Written exercise »
Which lines have the string "pointer"? Copy all of them from the entries below.

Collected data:
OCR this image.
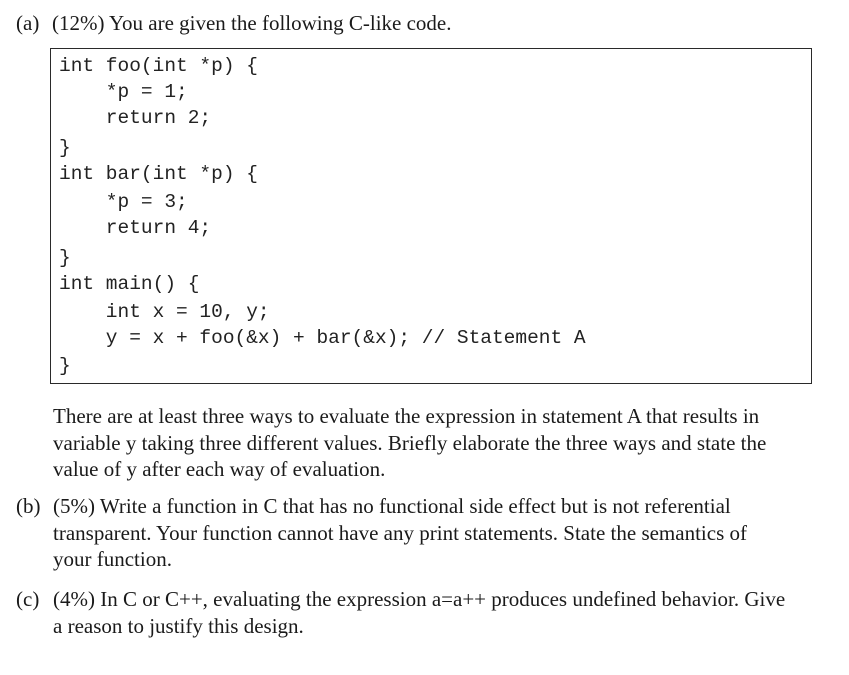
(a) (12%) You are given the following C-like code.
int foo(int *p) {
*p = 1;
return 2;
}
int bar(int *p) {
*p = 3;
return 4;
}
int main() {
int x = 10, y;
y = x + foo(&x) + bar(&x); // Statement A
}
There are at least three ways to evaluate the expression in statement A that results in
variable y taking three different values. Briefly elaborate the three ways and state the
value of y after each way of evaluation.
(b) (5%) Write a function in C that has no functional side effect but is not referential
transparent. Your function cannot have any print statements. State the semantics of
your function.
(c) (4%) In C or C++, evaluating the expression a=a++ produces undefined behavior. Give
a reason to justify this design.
--
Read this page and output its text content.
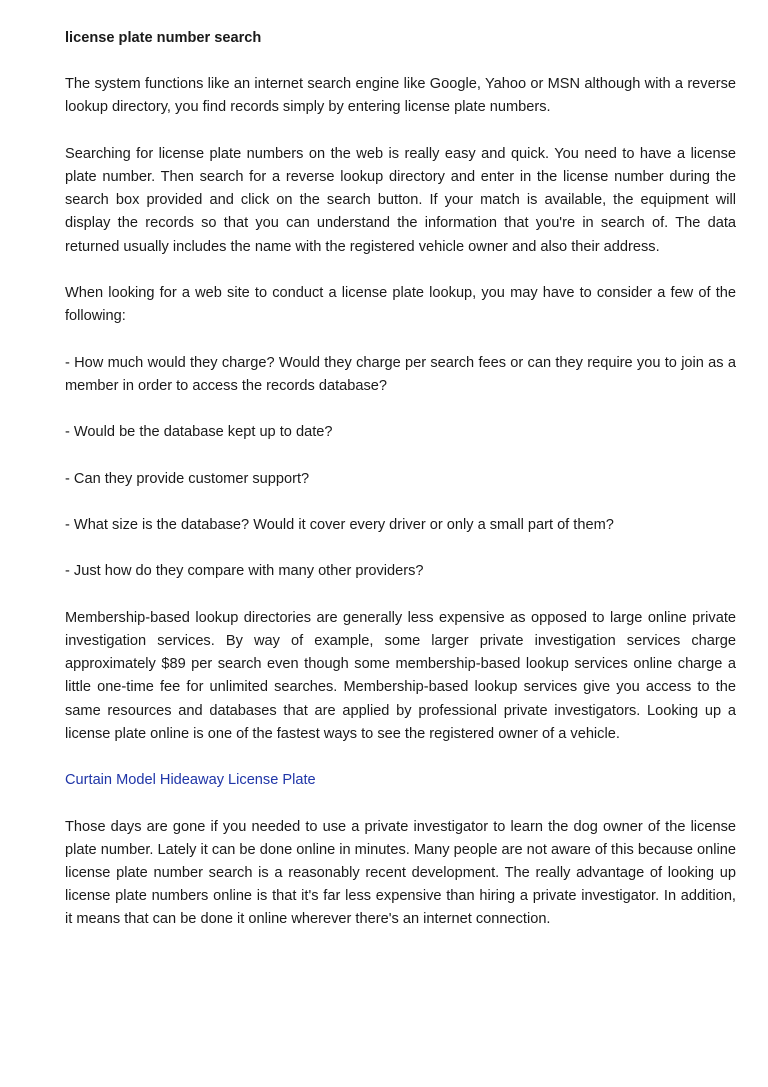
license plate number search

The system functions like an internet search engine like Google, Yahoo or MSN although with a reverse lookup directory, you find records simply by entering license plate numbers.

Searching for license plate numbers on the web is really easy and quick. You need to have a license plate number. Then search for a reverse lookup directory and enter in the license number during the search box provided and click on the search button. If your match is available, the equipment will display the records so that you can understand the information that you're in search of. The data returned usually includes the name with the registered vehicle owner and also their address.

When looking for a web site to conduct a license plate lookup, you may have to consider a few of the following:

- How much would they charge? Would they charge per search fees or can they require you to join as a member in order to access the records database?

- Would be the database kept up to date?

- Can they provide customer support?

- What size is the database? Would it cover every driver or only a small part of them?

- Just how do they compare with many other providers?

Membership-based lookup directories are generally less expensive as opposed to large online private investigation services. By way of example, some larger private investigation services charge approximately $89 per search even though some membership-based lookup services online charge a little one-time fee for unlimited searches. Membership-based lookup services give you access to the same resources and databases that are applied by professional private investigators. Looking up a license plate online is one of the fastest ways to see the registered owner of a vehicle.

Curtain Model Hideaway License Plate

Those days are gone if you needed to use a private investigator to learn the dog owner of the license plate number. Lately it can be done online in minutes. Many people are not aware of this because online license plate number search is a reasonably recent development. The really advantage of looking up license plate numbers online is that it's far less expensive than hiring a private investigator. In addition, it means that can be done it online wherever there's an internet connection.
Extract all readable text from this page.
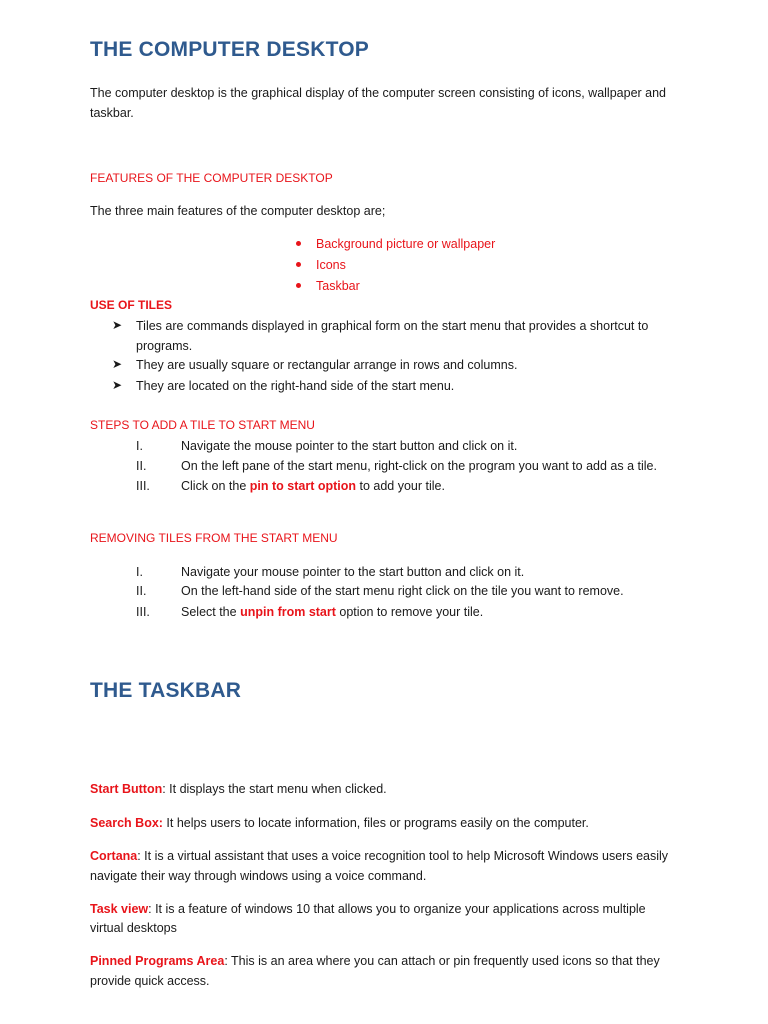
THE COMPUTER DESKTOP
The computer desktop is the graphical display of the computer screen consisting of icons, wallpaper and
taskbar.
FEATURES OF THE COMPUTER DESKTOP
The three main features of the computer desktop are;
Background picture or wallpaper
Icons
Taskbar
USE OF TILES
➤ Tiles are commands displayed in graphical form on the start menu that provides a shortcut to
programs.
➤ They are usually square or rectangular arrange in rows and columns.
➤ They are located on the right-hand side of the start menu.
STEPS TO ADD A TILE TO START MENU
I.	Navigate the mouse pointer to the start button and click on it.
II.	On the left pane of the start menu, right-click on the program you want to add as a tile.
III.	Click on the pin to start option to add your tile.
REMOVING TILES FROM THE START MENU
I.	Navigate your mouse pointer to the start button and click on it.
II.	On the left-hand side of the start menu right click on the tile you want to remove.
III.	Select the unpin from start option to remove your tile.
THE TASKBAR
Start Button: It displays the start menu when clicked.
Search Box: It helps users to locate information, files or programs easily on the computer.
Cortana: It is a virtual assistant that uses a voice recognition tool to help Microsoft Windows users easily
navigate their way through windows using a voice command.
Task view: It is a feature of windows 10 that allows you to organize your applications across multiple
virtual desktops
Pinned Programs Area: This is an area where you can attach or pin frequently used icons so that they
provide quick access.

Result for this exercise »
I.	Navigate the mouse pointer to the start button and click on it.
I.	Navigate your mouse pointer to the start button and click on it.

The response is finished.